━━━━━ Data provided
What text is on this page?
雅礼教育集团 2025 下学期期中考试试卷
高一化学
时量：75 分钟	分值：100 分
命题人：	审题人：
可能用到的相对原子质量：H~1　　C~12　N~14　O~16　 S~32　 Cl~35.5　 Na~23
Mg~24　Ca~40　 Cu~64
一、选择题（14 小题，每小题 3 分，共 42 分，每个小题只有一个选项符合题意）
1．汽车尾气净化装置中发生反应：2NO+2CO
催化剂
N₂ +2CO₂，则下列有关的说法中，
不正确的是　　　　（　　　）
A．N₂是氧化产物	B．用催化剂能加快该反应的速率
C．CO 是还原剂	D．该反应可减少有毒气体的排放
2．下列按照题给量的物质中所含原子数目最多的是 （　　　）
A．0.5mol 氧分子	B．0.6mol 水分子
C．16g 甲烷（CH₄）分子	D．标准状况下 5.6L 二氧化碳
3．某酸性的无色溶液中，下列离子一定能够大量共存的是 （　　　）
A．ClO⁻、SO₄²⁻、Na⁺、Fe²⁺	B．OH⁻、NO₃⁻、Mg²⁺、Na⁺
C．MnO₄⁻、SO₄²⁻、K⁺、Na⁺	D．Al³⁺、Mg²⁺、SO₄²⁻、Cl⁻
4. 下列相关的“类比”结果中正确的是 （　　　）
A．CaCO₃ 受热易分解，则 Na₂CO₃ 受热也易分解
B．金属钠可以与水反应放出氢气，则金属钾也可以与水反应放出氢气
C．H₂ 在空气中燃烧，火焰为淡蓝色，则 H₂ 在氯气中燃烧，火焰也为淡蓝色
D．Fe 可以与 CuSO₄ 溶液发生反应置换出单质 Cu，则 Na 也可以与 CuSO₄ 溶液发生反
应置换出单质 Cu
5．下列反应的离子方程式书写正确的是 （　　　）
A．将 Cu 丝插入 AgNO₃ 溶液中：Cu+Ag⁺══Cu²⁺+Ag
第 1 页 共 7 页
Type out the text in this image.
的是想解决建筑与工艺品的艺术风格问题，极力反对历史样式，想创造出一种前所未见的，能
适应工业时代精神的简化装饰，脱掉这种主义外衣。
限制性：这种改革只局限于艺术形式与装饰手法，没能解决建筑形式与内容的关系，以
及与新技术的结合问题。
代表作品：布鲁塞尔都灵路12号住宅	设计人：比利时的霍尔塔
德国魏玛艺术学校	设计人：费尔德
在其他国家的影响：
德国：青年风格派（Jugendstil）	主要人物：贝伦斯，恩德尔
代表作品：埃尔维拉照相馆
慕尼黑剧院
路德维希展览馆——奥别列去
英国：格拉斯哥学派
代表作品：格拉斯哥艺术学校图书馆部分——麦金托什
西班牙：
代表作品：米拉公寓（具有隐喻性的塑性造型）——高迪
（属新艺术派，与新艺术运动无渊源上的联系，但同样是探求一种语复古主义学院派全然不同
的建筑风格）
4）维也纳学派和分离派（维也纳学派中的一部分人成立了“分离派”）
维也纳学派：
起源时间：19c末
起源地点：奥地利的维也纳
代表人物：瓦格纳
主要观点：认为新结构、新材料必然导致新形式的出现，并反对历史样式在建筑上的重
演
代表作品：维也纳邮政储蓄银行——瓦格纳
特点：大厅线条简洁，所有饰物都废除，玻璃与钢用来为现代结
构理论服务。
━━━━━━━━━━
# [Instructions to follow]
In the listing above, locate each line with "this" and copy it.

# [Full response]
What text is on this page?
Type out the text in this image.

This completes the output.